Transcribe every entry that follows exactly, omitting all pictures.

## Information supplied
::::::::::

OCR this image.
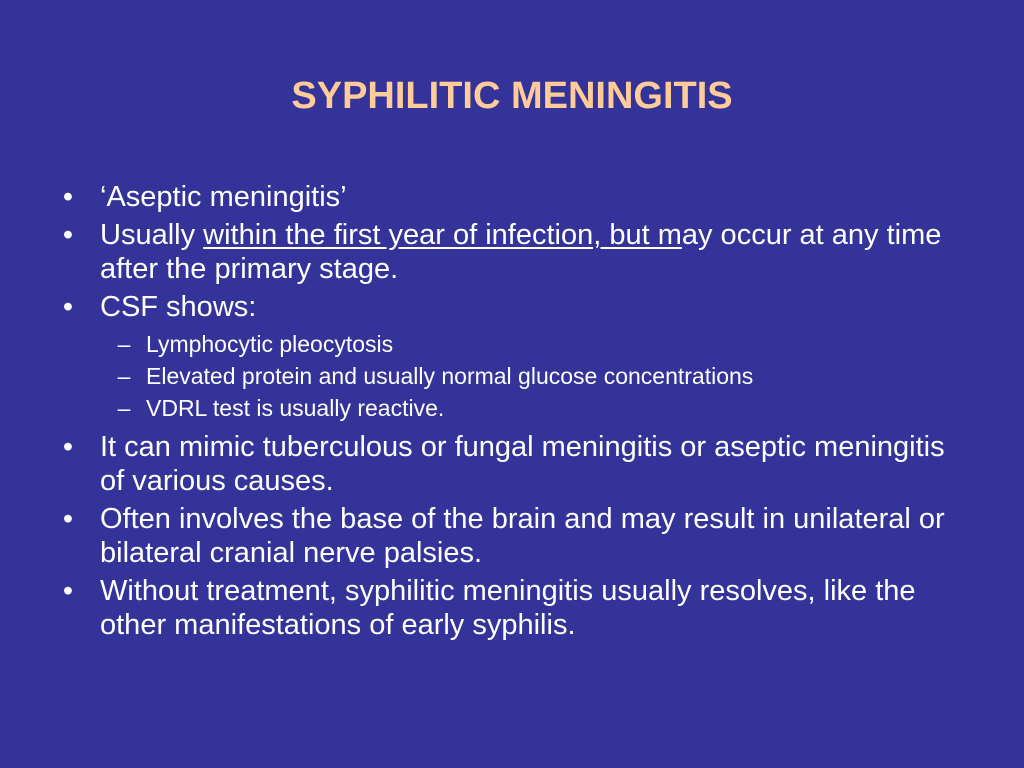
SYPHILITIC MENINGITIS
• ‘Aseptic meningitis’
• Usually within the first year of infection, but may occur at any time after the primary stage.
• CSF shows:
– Lymphocytic pleocytosis
– Elevated protein and usually normal glucose concentrations
– VDRL test is usually reactive.
• It can mimic tuberculous or fungal meningitis or aseptic meningitis of various causes.
• Often involves the base of the brain and may result in unilateral or bilateral cranial nerve palsies.
• Without treatment, syphilitic meningitis usually resolves, like the other manifestations of early syphilis.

::::::::::

## Completed exercise
OCR this image.
SYPHILITIC MENINGITIS
• ‘Aseptic meningitis’
• Usually within the first year of infection, but may occur at any time after the primary stage.
• CSF shows:
– Lymphocytic pleocytosis
– Elevated protein and usually normal glucose concentrations
– VDRL test is usually reactive.
• It can mimic tuberculous or fungal meningitis or aseptic meningitis of various causes.
• Often involves the base of the brain and may result in unilateral or bilateral cranial nerve palsies.
• Without treatment, syphilitic meningitis usually resolves, like the other manifestations of early syphilis.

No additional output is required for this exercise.